(Page segmentation data)
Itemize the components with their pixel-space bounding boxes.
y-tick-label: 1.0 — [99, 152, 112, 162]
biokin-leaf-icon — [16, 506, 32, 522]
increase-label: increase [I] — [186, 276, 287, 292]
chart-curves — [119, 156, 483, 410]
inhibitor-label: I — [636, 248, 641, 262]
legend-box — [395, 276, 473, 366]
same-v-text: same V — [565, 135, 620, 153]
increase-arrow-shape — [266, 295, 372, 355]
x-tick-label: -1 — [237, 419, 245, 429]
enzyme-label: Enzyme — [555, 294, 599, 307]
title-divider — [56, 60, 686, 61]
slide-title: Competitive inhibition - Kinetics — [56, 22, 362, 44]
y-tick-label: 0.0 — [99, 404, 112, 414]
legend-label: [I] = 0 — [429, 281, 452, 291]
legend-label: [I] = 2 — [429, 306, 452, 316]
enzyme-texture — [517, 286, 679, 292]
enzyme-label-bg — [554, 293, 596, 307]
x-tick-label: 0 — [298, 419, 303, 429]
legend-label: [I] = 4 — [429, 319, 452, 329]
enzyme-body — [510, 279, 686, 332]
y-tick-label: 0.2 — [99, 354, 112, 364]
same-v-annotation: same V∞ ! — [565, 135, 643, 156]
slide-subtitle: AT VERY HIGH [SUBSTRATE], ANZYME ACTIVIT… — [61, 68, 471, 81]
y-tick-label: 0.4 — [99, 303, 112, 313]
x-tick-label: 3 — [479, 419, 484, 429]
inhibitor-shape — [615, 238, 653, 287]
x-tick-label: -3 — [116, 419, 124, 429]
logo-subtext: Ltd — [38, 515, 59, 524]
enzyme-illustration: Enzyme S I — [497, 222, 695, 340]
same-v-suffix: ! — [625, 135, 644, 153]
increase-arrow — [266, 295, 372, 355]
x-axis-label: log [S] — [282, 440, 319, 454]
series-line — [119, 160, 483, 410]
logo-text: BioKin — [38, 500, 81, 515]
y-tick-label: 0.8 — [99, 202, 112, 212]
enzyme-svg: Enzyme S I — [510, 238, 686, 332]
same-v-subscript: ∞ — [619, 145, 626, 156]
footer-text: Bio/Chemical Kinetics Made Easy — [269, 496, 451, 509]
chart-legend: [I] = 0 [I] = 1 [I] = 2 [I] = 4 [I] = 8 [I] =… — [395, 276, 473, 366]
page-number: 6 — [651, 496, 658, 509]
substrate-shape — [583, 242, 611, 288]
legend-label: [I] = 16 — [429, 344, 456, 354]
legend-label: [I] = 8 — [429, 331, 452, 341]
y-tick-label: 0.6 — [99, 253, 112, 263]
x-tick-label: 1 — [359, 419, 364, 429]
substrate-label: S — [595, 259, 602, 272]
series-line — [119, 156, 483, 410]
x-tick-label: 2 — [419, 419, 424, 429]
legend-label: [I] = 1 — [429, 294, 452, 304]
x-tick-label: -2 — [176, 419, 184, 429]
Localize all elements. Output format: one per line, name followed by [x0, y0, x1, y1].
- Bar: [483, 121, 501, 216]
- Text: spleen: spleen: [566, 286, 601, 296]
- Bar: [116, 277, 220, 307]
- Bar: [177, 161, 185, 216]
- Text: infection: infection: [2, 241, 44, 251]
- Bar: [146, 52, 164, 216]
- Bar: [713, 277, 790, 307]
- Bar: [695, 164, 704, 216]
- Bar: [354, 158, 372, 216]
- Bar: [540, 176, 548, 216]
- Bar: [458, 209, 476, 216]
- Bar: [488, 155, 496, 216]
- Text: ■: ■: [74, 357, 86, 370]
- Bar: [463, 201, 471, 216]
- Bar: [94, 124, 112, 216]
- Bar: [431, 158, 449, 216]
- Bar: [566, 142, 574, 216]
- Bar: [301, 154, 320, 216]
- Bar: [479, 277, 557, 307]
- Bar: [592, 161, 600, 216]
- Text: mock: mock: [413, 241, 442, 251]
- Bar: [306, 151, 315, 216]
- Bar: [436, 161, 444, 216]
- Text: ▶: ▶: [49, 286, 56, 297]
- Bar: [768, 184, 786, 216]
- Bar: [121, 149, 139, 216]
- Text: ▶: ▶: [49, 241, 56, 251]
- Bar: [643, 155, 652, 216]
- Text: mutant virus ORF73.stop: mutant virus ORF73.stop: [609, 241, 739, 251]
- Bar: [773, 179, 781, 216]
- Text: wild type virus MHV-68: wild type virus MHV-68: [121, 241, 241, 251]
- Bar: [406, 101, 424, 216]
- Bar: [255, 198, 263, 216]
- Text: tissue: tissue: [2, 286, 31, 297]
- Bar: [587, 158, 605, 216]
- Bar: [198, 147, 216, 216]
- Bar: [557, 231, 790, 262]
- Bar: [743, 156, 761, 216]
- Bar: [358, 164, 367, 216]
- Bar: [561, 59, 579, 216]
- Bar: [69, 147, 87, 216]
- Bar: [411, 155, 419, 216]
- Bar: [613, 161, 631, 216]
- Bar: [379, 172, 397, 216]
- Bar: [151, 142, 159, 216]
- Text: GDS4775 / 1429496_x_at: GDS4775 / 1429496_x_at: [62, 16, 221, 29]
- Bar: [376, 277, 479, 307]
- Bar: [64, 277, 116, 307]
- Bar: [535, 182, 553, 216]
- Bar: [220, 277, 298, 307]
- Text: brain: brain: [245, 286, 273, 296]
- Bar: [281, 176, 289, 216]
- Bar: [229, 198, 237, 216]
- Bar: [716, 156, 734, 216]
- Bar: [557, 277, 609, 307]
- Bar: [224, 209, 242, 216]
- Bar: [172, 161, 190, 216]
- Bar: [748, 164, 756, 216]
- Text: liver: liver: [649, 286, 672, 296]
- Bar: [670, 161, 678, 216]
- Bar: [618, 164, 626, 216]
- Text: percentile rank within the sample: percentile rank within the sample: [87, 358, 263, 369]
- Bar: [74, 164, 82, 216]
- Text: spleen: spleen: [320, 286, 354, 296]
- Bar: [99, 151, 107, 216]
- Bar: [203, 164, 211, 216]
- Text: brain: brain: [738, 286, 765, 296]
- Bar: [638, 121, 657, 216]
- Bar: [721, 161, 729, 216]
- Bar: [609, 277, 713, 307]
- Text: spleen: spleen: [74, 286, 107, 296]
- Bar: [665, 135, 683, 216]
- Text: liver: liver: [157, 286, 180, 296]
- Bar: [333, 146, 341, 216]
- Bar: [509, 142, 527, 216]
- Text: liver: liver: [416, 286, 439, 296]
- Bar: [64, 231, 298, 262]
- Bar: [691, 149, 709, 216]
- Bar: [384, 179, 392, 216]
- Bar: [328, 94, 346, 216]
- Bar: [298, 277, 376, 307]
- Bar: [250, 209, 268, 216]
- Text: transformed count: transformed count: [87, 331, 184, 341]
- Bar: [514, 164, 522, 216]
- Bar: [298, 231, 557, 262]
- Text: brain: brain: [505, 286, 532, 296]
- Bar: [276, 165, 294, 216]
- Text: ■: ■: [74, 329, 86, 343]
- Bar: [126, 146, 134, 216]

> _To do_: Copy out the records above exactly and completely.

> _Result_:
Itemize the components with their pixel-space bounding boxes.
y-tick-label: 1.0 — [99, 152, 112, 162]
biokin-leaf-icon — [16, 506, 32, 522]
increase-label: increase [I] — [186, 276, 287, 292]
chart-curves — [119, 156, 483, 410]
inhibitor-label: I — [636, 248, 641, 262]
legend-box — [395, 276, 473, 366]
same-v-text: same V — [565, 135, 620, 153]
increase-arrow-shape — [266, 295, 372, 355]
x-tick-label: -1 — [237, 419, 245, 429]
enzyme-label: Enzyme — [555, 294, 599, 307]
title-divider — [56, 60, 686, 61]
slide-title: Competitive inhibition - Kinetics — [56, 22, 362, 44]
y-tick-label: 0.0 — [99, 404, 112, 414]
legend-label: [I] = 0 — [429, 281, 452, 291]
legend-label: [I] = 2 — [429, 306, 452, 316]
enzyme-texture — [517, 286, 679, 292]
enzyme-label-bg — [554, 293, 596, 307]
x-tick-label: 0 — [298, 419, 303, 429]
legend-label: [I] = 4 — [429, 319, 452, 329]
enzyme-body — [510, 279, 686, 332]
y-tick-label: 0.2 — [99, 354, 112, 364]
same-v-annotation: same V∞ ! — [565, 135, 643, 156]
slide-subtitle: AT VERY HIGH [SUBSTRATE], ANZYME ACTIVIT… — [61, 68, 471, 81]
y-tick-label: 0.4 — [99, 303, 112, 313]
x-tick-label: 3 — [479, 419, 484, 429]
inhibitor-shape — [615, 238, 653, 287]
x-tick-label: -3 — [116, 419, 124, 429]
logo-subtext: Ltd — [38, 515, 59, 524]
enzyme-illustration: Enzyme S I — [497, 222, 695, 340]
same-v-suffix: ! — [625, 135, 644, 153]
increase-arrow — [266, 295, 372, 355]
x-axis-label: log [S] — [282, 440, 319, 454]
series-line — [119, 160, 483, 410]
logo-text: BioKin — [38, 500, 81, 515]
y-tick-label: 0.8 — [99, 202, 112, 212]
enzyme-svg: Enzyme S I — [510, 238, 686, 332]
same-v-subscript: ∞ — [619, 145, 626, 156]
footer-text: Bio/Chemical Kinetics Made Easy — [269, 496, 451, 509]
chart-legend: [I] = 0 [I] = 1 [I] = 2 [I] = 4 [I] = 8 [I] =… — [395, 276, 473, 366]
page-number: 6 — [651, 496, 658, 509]
substrate-shape — [583, 242, 611, 288]
legend-label: [I] = 16 — [429, 344, 456, 354]
legend-label: [I] = 8 — [429, 331, 452, 341]
y-tick-label: 0.6 — [99, 253, 112, 263]
x-tick-label: 1 — [359, 419, 364, 429]
substrate-label: S — [595, 259, 602, 272]
series-line — [119, 156, 483, 410]
x-tick-label: 2 — [419, 419, 424, 429]
legend-label: [I] = 1 — [429, 294, 452, 304]
x-tick-label: -2 — [176, 419, 184, 429]
Localize all elements. Output format: one per line, name followed by [x0, y0, x1, y1].
- Bar: [483, 121, 501, 216]
- Text: spleen: spleen: [566, 286, 601, 296]
- Bar: [116, 277, 220, 307]
- Bar: [177, 161, 185, 216]
- Text: infection: infection: [2, 241, 44, 251]
- Bar: [146, 52, 164, 216]
- Bar: [713, 277, 790, 307]
- Bar: [695, 164, 704, 216]
- Bar: [354, 158, 372, 216]
- Bar: [540, 176, 548, 216]
- Bar: [458, 209, 476, 216]
- Bar: [488, 155, 496, 216]
- Text: ■: ■: [74, 357, 86, 370]
- Bar: [463, 201, 471, 216]
- Bar: [94, 124, 112, 216]
- Bar: [431, 158, 449, 216]
- Bar: [566, 142, 574, 216]
- Bar: [301, 154, 320, 216]
- Bar: [479, 277, 557, 307]
- Bar: [592, 161, 600, 216]
- Text: mock: mock: [413, 241, 442, 251]
- Bar: [306, 151, 315, 216]
- Bar: [436, 161, 444, 216]
- Text: ▶: ▶: [49, 286, 56, 297]
- Bar: [768, 184, 786, 216]
- Bar: [121, 149, 139, 216]
- Text: ▶: ▶: [49, 241, 56, 251]
- Bar: [643, 155, 652, 216]
- Text: mutant virus ORF73.stop: mutant virus ORF73.stop: [609, 241, 739, 251]
- Bar: [773, 179, 781, 216]
- Text: wild type virus MHV-68: wild type virus MHV-68: [121, 241, 241, 251]
- Bar: [406, 101, 424, 216]
- Bar: [255, 198, 263, 216]
- Text: tissue: tissue: [2, 286, 31, 297]
- Bar: [587, 158, 605, 216]
- Bar: [198, 147, 216, 216]
- Bar: [557, 231, 790, 262]
- Bar: [743, 156, 761, 216]
- Bar: [358, 164, 367, 216]
- Bar: [561, 59, 579, 216]
- Bar: [69, 147, 87, 216]
- Bar: [411, 155, 419, 216]
- Bar: [613, 161, 631, 216]
- Bar: [379, 172, 397, 216]
- Bar: [151, 142, 159, 216]
- Text: GDS4775 / 1429496_x_at: GDS4775 / 1429496_x_at: [62, 16, 221, 29]
- Bar: [376, 277, 479, 307]
- Bar: [64, 277, 116, 307]
- Bar: [535, 182, 553, 216]
- Bar: [220, 277, 298, 307]
- Text: brain: brain: [245, 286, 273, 296]
- Bar: [281, 176, 289, 216]
- Bar: [229, 198, 237, 216]
- Bar: [716, 156, 734, 216]
- Bar: [557, 277, 609, 307]
- Bar: [224, 209, 242, 216]
- Bar: [172, 161, 190, 216]
- Bar: [748, 164, 756, 216]
- Text: liver: liver: [649, 286, 672, 296]
- Bar: [670, 161, 678, 216]
- Bar: [618, 164, 626, 216]
- Text: percentile rank within the sample: percentile rank within the sample: [87, 358, 263, 369]
- Bar: [74, 164, 82, 216]
- Text: spleen: spleen: [320, 286, 354, 296]
- Bar: [99, 151, 107, 216]
- Bar: [203, 164, 211, 216]
- Text: brain: brain: [738, 286, 765, 296]
- Bar: [638, 121, 657, 216]
- Bar: [721, 161, 729, 216]
- Bar: [609, 277, 713, 307]
- Text: spleen: spleen: [74, 286, 107, 296]
- Bar: [665, 135, 683, 216]
- Text: liver: liver: [157, 286, 180, 296]
- Bar: [333, 146, 341, 216]
- Bar: [509, 142, 527, 216]
- Text: liver: liver: [416, 286, 439, 296]
- Bar: [64, 231, 298, 262]
- Bar: [691, 149, 709, 216]
- Bar: [384, 179, 392, 216]
- Bar: [328, 94, 346, 216]
- Bar: [298, 277, 376, 307]
- Bar: [250, 209, 268, 216]
- Text: transformed count: transformed count: [87, 331, 184, 341]
- Bar: [514, 164, 522, 216]
- Bar: [298, 231, 557, 262]
- Text: brain: brain: [505, 286, 532, 296]
- Bar: [276, 165, 294, 216]
- Text: ■: ■: [74, 329, 86, 343]
- Bar: [126, 146, 134, 216]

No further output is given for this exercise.